AIM OF THE EXERCISE:
Your task is to copy every line of the records below that contains "Bích".

:: INPUT FOR THIS TASK

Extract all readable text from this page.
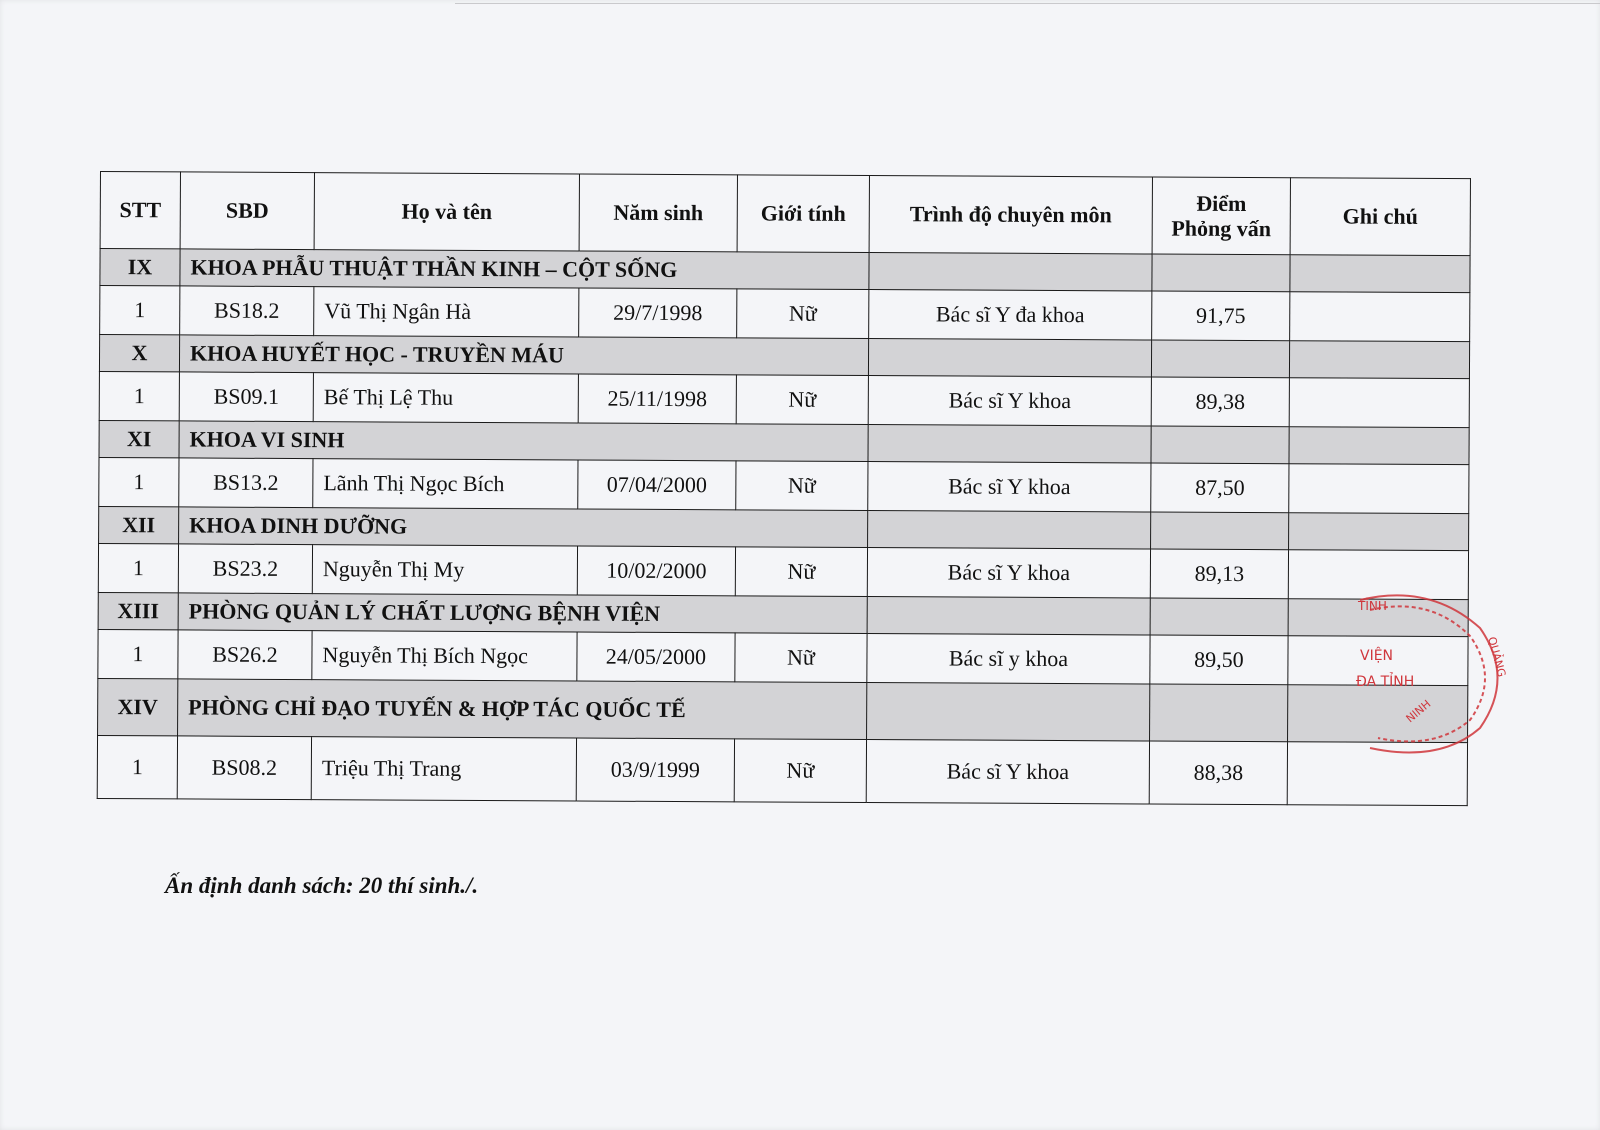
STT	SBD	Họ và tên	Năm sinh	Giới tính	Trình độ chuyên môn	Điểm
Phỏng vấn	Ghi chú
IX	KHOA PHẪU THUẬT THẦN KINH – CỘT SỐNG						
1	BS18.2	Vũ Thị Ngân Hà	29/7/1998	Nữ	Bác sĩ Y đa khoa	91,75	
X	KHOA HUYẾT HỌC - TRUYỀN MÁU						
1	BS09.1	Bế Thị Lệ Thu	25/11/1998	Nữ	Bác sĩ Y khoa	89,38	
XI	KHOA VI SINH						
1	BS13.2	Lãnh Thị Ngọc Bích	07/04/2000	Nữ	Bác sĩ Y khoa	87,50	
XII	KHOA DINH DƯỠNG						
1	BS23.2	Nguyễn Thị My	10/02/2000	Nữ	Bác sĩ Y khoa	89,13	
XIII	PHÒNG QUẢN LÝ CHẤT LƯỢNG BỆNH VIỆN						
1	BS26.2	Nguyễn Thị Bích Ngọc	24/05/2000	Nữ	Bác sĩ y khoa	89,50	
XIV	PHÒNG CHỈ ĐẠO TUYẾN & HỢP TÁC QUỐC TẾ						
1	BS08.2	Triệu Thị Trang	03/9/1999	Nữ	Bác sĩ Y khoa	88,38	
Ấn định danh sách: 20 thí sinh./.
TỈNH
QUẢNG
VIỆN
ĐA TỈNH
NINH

::::

EXERCISE SOLUTION:
1	BS13.2	Lãnh Thị Ngọc Bích	07/04/2000	Nữ	Bác sĩ Y khoa	87,50	
1	BS26.2	Nguyễn Thị Bích Ngọc	24/05/2000	Nữ	Bác sĩ y khoa	89,50	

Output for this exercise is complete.